Exercise requirements ::
The records below are to be repeated in full, exactly as they are.

/---

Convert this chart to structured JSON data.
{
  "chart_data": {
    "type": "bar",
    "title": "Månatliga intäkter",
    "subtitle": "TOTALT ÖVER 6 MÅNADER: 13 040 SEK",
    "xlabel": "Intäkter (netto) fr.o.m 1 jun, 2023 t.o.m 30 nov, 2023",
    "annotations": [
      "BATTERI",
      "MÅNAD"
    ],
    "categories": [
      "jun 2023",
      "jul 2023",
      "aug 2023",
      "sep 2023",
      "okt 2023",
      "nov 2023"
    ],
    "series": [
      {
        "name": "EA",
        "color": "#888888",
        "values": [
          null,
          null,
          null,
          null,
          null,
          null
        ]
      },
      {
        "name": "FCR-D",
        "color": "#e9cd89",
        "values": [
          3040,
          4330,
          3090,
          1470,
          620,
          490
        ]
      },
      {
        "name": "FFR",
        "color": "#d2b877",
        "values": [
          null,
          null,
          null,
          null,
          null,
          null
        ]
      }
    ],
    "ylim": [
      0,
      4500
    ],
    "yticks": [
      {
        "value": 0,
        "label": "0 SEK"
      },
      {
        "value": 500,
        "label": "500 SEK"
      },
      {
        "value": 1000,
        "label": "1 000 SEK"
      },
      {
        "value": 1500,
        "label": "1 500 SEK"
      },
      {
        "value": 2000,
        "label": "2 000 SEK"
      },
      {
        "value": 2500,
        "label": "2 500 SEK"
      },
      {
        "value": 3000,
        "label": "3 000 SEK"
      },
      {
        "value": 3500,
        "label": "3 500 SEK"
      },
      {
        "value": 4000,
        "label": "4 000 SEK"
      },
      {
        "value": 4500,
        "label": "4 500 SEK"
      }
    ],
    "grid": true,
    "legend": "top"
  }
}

\---

Result for this task ::
Convert this chart to structured JSON data.
{
  "chart_data": {
    "type": "bar",
    "title": "Månatliga intäkter",
    "subtitle": "TOTALT ÖVER 6 MÅNADER: 13 040 SEK",
    "xlabel": "Intäkter (netto) fr.o.m 1 jun, 2023 t.o.m 30 nov, 2023",
    "annotations": [
      "BATTERI",
      "MÅNAD"
    ],
    "categories": [
      "jun 2023",
      "jul 2023",
      "aug 2023",
      "sep 2023",
      "okt 2023",
      "nov 2023"
    ],
    "series": [
      {
        "name": "EA",
        "color": "#888888",
        "values": [
          null,
          null,
          null,
          null,
          null,
          null
        ]
      },
      {
        "name": "FCR-D",
        "color": "#e9cd89",
        "values": [
          3040,
          4330,
          3090,
          1470,
          620,
          490
        ]
      },
      {
        "name": "FFR",
        "color": "#d2b877",
        "values": [
          null,
          null,
          null,
          null,
          null,
          null
        ]
      }
    ],
    "ylim": [
      0,
      4500
    ],
    "yticks": [
      {
        "value": 0,
        "label": "0 SEK"
      },
      {
        "value": 500,
        "label": "500 SEK"
      },
      {
        "value": 1000,
        "label": "1 000 SEK"
      },
      {
        "value": 1500,
        "label": "1 500 SEK"
      },
      {
        "value": 2000,
        "label": "2 000 SEK"
      },
      {
        "value": 2500,
        "label": "2 500 SEK"
      },
      {
        "value": 3000,
        "label": "3 000 SEK"
      },
      {
        "value": 3500,
        "label": "3 500 SEK"
      },
      {
        "value": 4000,
        "label": "4 000 SEK"
      },
      {
        "value": 4500,
        "label": "4 500 SEK"
      }
    ],
    "grid": true,
    "legend": "top"
  }
}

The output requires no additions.